Dataset items:
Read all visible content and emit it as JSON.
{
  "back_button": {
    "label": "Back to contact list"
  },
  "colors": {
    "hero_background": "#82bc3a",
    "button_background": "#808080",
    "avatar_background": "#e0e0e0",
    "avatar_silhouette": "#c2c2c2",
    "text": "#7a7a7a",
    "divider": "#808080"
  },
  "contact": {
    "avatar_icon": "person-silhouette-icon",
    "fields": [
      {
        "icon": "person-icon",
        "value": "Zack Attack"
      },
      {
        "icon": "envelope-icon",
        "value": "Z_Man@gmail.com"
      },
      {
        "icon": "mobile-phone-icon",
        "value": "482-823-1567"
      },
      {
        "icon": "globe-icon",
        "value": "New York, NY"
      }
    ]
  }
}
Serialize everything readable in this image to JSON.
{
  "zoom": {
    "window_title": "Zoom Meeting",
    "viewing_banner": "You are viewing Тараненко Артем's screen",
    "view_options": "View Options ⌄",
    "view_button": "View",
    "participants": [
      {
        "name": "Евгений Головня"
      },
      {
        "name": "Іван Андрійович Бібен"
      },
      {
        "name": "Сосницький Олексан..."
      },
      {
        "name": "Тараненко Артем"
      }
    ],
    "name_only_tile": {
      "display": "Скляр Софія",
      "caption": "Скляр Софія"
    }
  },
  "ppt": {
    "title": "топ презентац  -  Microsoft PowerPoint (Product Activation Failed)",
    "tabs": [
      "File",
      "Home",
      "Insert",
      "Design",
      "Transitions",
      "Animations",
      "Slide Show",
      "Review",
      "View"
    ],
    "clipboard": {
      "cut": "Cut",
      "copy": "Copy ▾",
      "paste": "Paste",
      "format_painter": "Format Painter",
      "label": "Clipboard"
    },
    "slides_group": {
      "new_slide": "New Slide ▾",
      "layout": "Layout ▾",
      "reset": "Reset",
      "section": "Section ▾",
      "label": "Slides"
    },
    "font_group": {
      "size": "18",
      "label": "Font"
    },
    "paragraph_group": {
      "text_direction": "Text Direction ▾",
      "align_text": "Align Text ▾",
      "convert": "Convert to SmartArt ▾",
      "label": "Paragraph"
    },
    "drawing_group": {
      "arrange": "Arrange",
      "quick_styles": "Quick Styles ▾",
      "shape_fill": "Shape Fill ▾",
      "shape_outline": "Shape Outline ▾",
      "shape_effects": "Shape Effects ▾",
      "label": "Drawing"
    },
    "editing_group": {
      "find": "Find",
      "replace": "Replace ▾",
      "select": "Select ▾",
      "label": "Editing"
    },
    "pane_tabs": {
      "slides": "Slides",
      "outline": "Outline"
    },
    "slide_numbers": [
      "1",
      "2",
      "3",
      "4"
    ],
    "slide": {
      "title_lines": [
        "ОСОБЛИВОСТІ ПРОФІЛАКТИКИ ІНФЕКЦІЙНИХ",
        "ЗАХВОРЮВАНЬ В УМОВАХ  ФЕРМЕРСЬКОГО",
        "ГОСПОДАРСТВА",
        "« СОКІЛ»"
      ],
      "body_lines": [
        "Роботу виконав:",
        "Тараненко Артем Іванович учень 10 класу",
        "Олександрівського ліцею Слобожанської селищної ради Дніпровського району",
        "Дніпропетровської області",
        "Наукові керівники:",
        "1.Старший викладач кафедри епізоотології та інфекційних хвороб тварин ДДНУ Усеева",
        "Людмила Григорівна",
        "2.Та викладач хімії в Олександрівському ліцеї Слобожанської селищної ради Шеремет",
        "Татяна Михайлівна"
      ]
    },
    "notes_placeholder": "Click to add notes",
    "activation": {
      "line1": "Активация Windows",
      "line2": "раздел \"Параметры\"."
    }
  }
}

WORK REQUIRED: Copy out all of the records shown above exactly.

RESULT BELOW:
Read all visible content and emit it as JSON.
{
  "back_button": {
    "label": "Back to contact list"
  },
  "colors": {
    "hero_background": "#82bc3a",
    "button_background": "#808080",
    "avatar_background": "#e0e0e0",
    "avatar_silhouette": "#c2c2c2",
    "text": "#7a7a7a",
    "divider": "#808080"
  },
  "contact": {
    "avatar_icon": "person-silhouette-icon",
    "fields": [
      {
        "icon": "person-icon",
        "value": "Zack Attack"
      },
      {
        "icon": "envelope-icon",
        "value": "Z_Man@gmail.com"
      },
      {
        "icon": "mobile-phone-icon",
        "value": "482-823-1567"
      },
      {
        "icon": "globe-icon",
        "value": "New York, NY"
      }
    ]
  }
}
Serialize everything readable in this image to JSON.
{
  "zoom": {
    "window_title": "Zoom Meeting",
    "viewing_banner": "You are viewing Тараненко Артем's screen",
    "view_options": "View Options ⌄",
    "view_button": "View",
    "participants": [
      {
        "name": "Евгений Головня"
      },
      {
        "name": "Іван Андрійович Бібен"
      },
      {
        "name": "Сосницький Олексан..."
      },
      {
        "name": "Тараненко Артем"
      }
    ],
    "name_only_tile": {
      "display": "Скляр Софія",
      "caption": "Скляр Софія"
    }
  },
  "ppt": {
    "title": "топ презентац  -  Microsoft PowerPoint (Product Activation Failed)",
    "tabs": [
      "File",
      "Home",
      "Insert",
      "Design",
      "Transitions",
      "Animations",
      "Slide Show",
      "Review",
      "View"
    ],
    "clipboard": {
      "cut": "Cut",
      "copy": "Copy ▾",
      "paste": "Paste",
      "format_painter": "Format Painter",
      "label": "Clipboard"
    },
    "slides_group": {
      "new_slide": "New Slide ▾",
      "layout": "Layout ▾",
      "reset": "Reset",
      "section": "Section ▾",
      "label": "Slides"
    },
    "font_group": {
      "size": "18",
      "label": "Font"
    },
    "paragraph_group": {
      "text_direction": "Text Direction ▾",
      "align_text": "Align Text ▾",
      "convert": "Convert to SmartArt ▾",
      "label": "Paragraph"
    },
    "drawing_group": {
      "arrange": "Arrange",
      "quick_styles": "Quick Styles ▾",
      "shape_fill": "Shape Fill ▾",
      "shape_outline": "Shape Outline ▾",
      "shape_effects": "Shape Effects ▾",
      "label": "Drawing"
    },
    "editing_group": {
      "find": "Find",
      "replace": "Replace ▾",
      "select": "Select ▾",
      "label": "Editing"
    },
    "pane_tabs": {
      "slides": "Slides",
      "outline": "Outline"
    },
    "slide_numbers": [
      "1",
      "2",
      "3",
      "4"
    ],
    "slide": {
      "title_lines": [
        "ОСОБЛИВОСТІ ПРОФІЛАКТИКИ ІНФЕКЦІЙНИХ",
        "ЗАХВОРЮВАНЬ В УМОВАХ  ФЕРМЕРСЬКОГО",
        "ГОСПОДАРСТВА",
        "« СОКІЛ»"
      ],
      "body_lines": [
        "Роботу виконав:",
        "Тараненко Артем Іванович учень 10 класу",
        "Олександрівського ліцею Слобожанської селищної ради Дніпровського району",
        "Дніпропетровської області",
        "Наукові керівники:",
        "1.Старший викладач кафедри епізоотології та інфекційних хвороб тварин ДДНУ Усеева",
        "Людмила Григорівна",
        "2.Та викладач хімії в Олександрівському ліцеї Слобожанської селищної ради Шеремет",
        "Татяна Михайлівна"
      ]
    },
    "notes_placeholder": "Click to add notes",
    "activation": {
      "line1": "Активация Windows",
      "line2": "раздел \"Параметры\"."
    }
  }
}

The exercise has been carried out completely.